→ **ACTION ITEM**
Leaving out every picture, please repeat exactly the line that contains "Serialize everything readable" and each line after it through the final line below.

*** DATASET EXCERPTS

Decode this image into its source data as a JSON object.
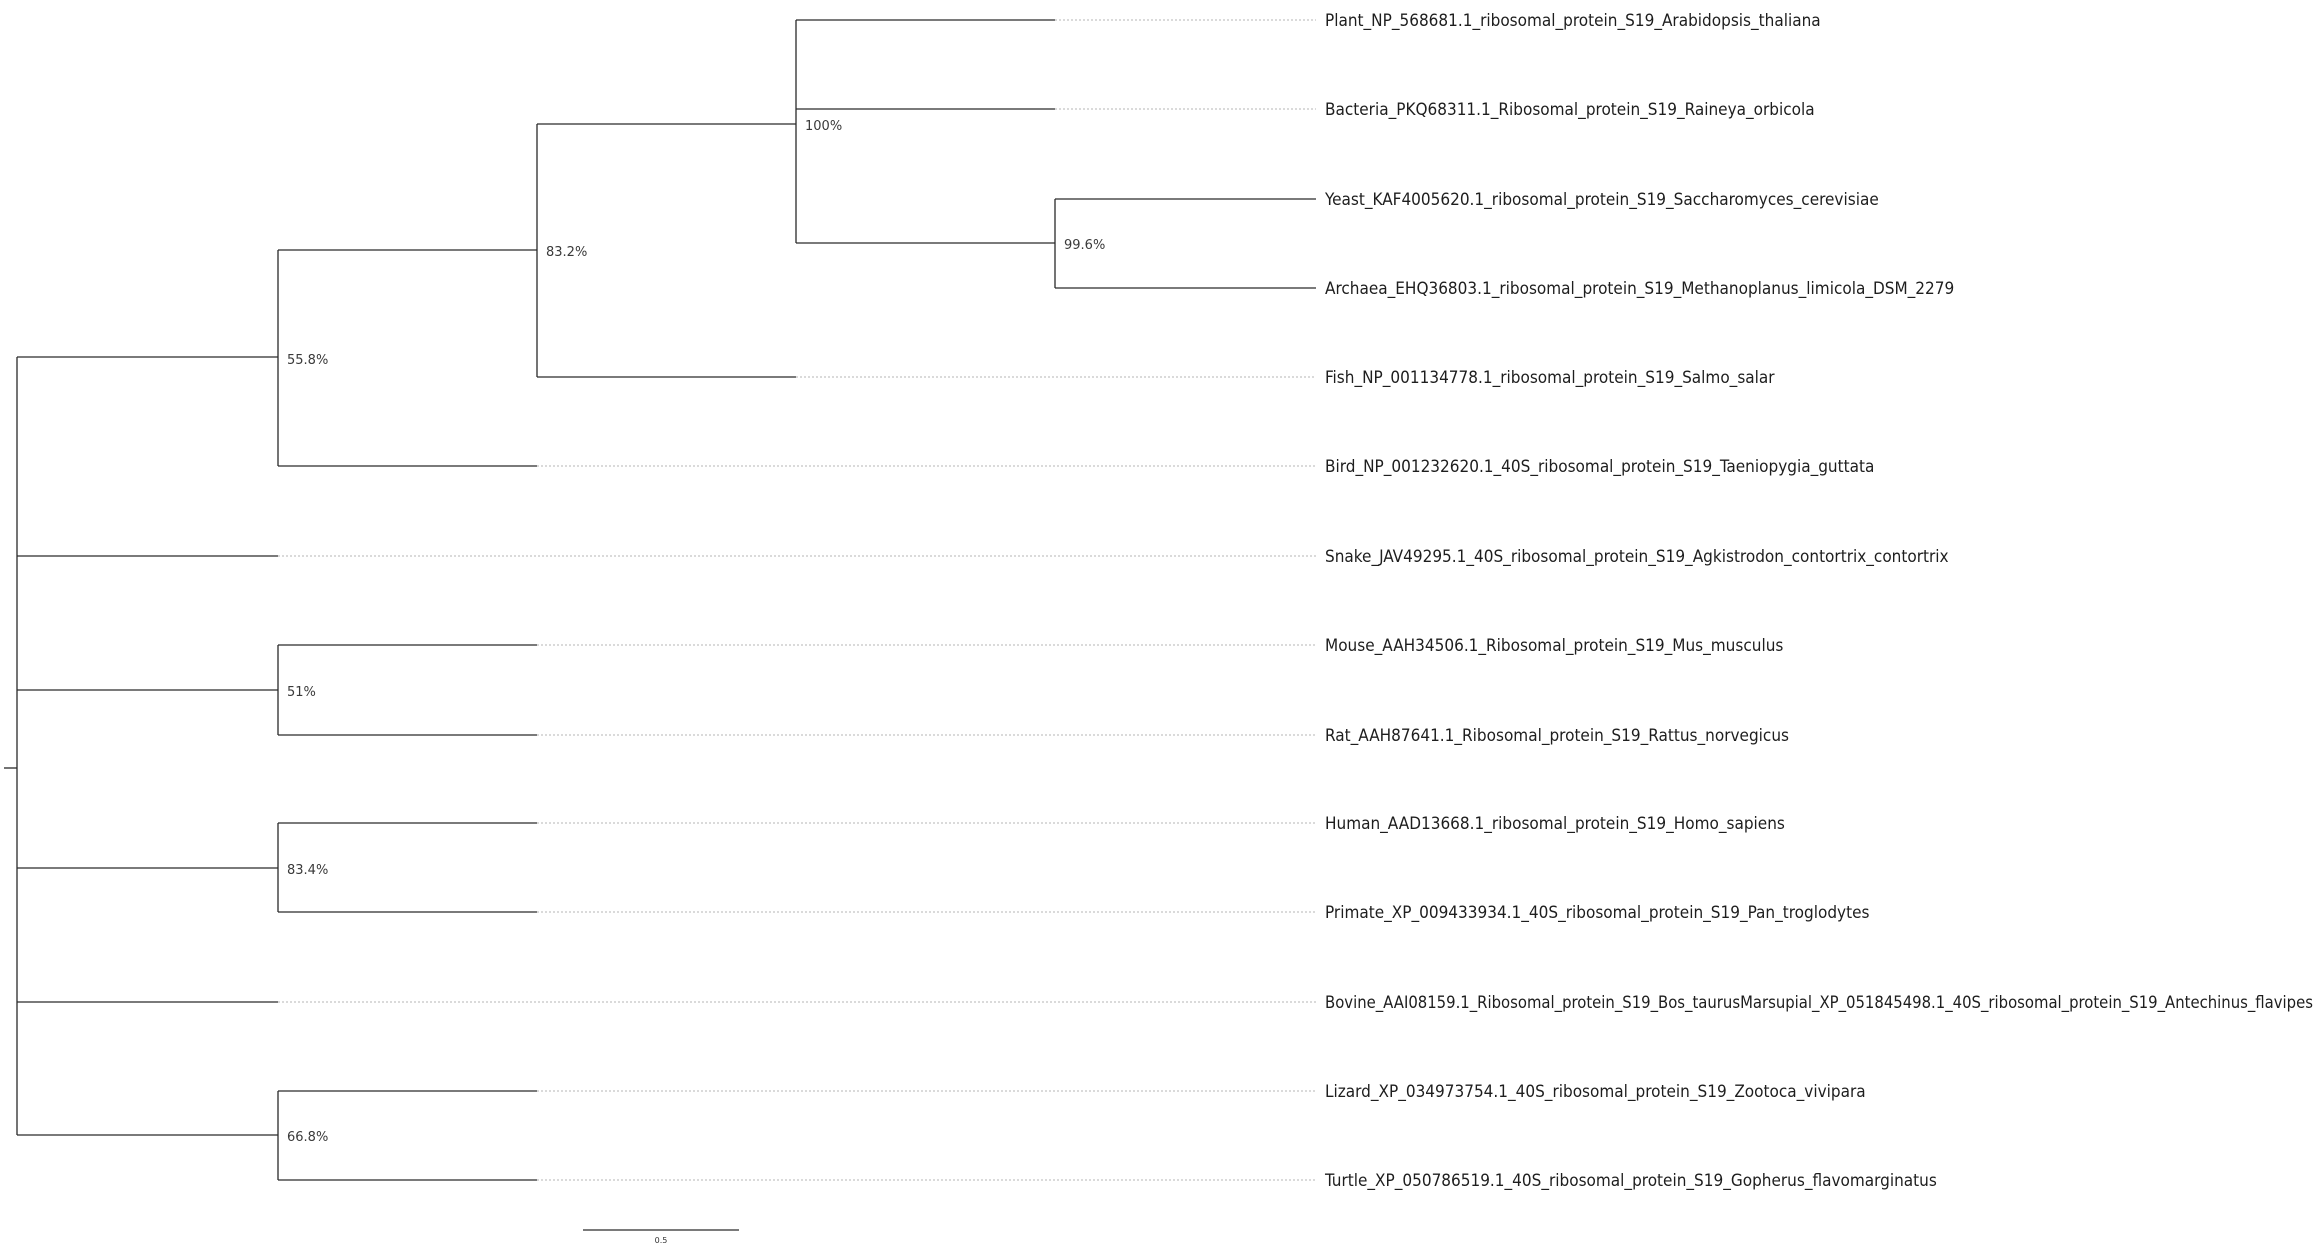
{
  "tree": {
    "leaves": [
      "Plant_NP_568681.1_ribosomal_protein_S19_Arabidopsis_thaliana",
      "Bacteria_PKQ68311.1_Ribosomal_protein_S19_Raineya_orbicola",
      "Yeast_KAF4005620.1_ribosomal_protein_S19_Saccharomyces_cerevisiae",
      "Archaea_EHQ36803.1_ribosomal_protein_S19_Methanoplanus_limicola_DSM_2279",
      "Fish_NP_001134778.1_ribosomal_protein_S19_Salmo_salar",
      "Bird_NP_001232620.1_40S_ribosomal_protein_S19_Taeniopygia_guttata",
      "Snake_JAV49295.1_40S_ribosomal_protein_S19_Agkistrodon_contortrix_contortrix",
      "Mouse_AAH34506.1_Ribosomal_protein_S19_Mus_musculus",
      "Rat_AAH87641.1_Ribosomal_protein_S19_Rattus_norvegicus",
      "Human_AAD13668.1_ribosomal_protein_S19_Homo_sapiens",
      "Primate_XP_009433934.1_40S_ribosomal_protein_S19_Pan_troglodytes",
      "Bovine_AAI08159.1_Ribosomal_protein_S19_Bos_taurusMarsupial_XP_051845498.1_40S_ribosomal_protein_S19_Antechinus_flavipes",
      "Lizard_XP_034973754.1_40S_ribosomal_protein_S19_Zootoca_vivipara",
      "Turtle_XP_050786519.1_40S_ribosomal_protein_S19_Gopherus_flavomarginatus"
    ],
    "support_values": {
      "plant_bacteria_yeast_archaea": "100%",
      "yeast_archaea": "99.6%",
      "plant_to_fish": "83.2%",
      "plant_to_bird": "55.8%",
      "mouse_rat": "51%",
      "human_primate": "83.4%",
      "lizard_turtle": "66.8%"
    },
    "scale_bar_label": "0.5"
  },
  "colors": {
    "branch": "#2a2a2a",
    "guide": "#b4b4b4",
    "text": "#1e1e1e"
  }
}
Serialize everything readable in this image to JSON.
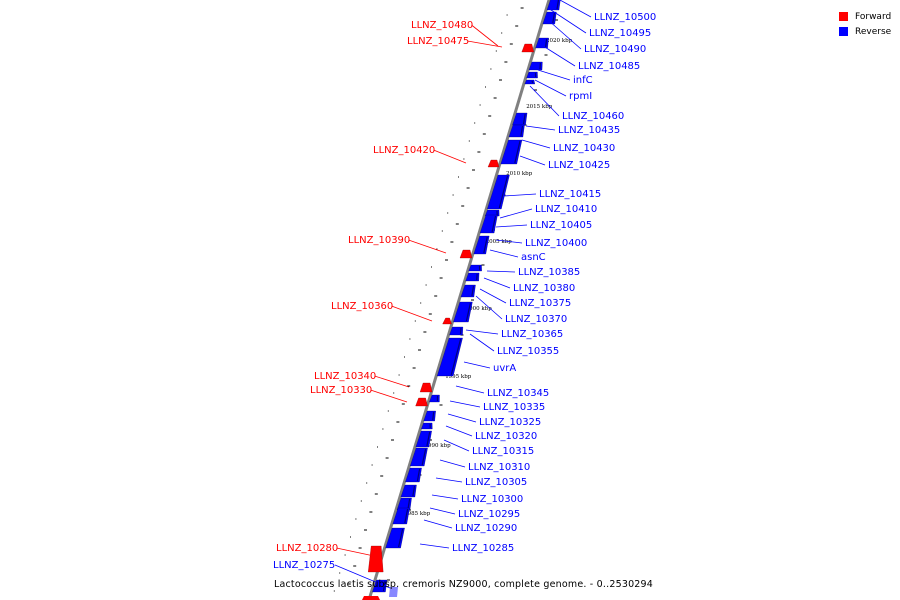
{
  "caption": "Lactococcus lactis subsp. cremoris NZ9000, complete genome. - 0..2530294",
  "legend": [
    {
      "label": "Forward",
      "color": "#ff0000"
    },
    {
      "label": "Reverse",
      "color": "#0000ff"
    }
  ],
  "colors": {
    "forward": "#ff0000",
    "reverse": "#0000ff",
    "axis": "#808080"
  },
  "scale_labels": [
    "2020 kbp",
    "2015 kbp",
    "2010 kbp",
    "2005 kbp",
    "2000 kbp",
    "1995 kbp",
    "1990 kbp",
    "1985 kbp"
  ],
  "forward_genes": [
    "LLNZ_10480",
    "LLNZ_10475",
    "LLNZ_10420",
    "LLNZ_10390",
    "LLNZ_10360",
    "LLNZ_10340",
    "LLNZ_10330",
    "LLNZ_10280"
  ],
  "reverse_genes": [
    "LLNZ_10500",
    "LLNZ_10495",
    "LLNZ_10490",
    "LLNZ_10485",
    "infC",
    "rpmI",
    "LLNZ_10460",
    "LLNZ_10435",
    "LLNZ_10430",
    "LLNZ_10425",
    "LLNZ_10415",
    "LLNZ_10410",
    "LLNZ_10405",
    "LLNZ_10400",
    "asnC",
    "LLNZ_10385",
    "LLNZ_10380",
    "LLNZ_10375",
    "LLNZ_10370",
    "LLNZ_10365",
    "LLNZ_10355",
    "uvrA",
    "LLNZ_10345",
    "LLNZ_10335",
    "LLNZ_10325",
    "LLNZ_10320",
    "LLNZ_10315",
    "LLNZ_10310",
    "LLNZ_10305",
    "LLNZ_10300",
    "LLNZ_10295",
    "LLNZ_10290",
    "LLNZ_10285",
    "LLNZ_10275"
  ]
}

******

→ **YOUR RESPONSE**
Serialize everything readable in this image to JSON.
{
  "caption": "Lactococcus lactis subsp. cremoris NZ9000, complete genome. - 0..2530294",
  "legend": [
    {
      "label": "Forward",
      "color": "#ff0000"
    },
    {
      "label": "Reverse",
      "color": "#0000ff"
    }
  ],
  "colors": {
    "forward": "#ff0000",
    "reverse": "#0000ff",
    "axis": "#808080"
  },
  "scale_labels": [
    "2020 kbp",
    "2015 kbp",
    "2010 kbp",
    "2005 kbp",
    "2000 kbp",
    "1995 kbp",
    "1990 kbp",
    "1985 kbp"
  ],
  "forward_genes": [
    "LLNZ_10480",
    "LLNZ_10475",
    "LLNZ_10420",
    "LLNZ_10390",
    "LLNZ_10360",
    "LLNZ_10340",
    "LLNZ_10330",
    "LLNZ_10280"
  ],
  "reverse_genes": [
    "LLNZ_10500",
    "LLNZ_10495",
    "LLNZ_10490",
    "LLNZ_10485",
    "infC",
    "rpmI",
    "LLNZ_10460",
    "LLNZ_10435",
    "LLNZ_10430",
    "LLNZ_10425",
    "LLNZ_10415",
    "LLNZ_10410",
    "LLNZ_10405",
    "LLNZ_10400",
    "asnC",
    "LLNZ_10385",
    "LLNZ_10380",
    "LLNZ_10375",
    "LLNZ_10370",
    "LLNZ_10365",
    "LLNZ_10355",
    "uvrA",
    "LLNZ_10345",
    "LLNZ_10335",
    "LLNZ_10325",
    "LLNZ_10320",
    "LLNZ_10315",
    "LLNZ_10310",
    "LLNZ_10305",
    "LLNZ_10300",
    "LLNZ_10295",
    "LLNZ_10290",
    "LLNZ_10285",
    "LLNZ_10275"
  ]
}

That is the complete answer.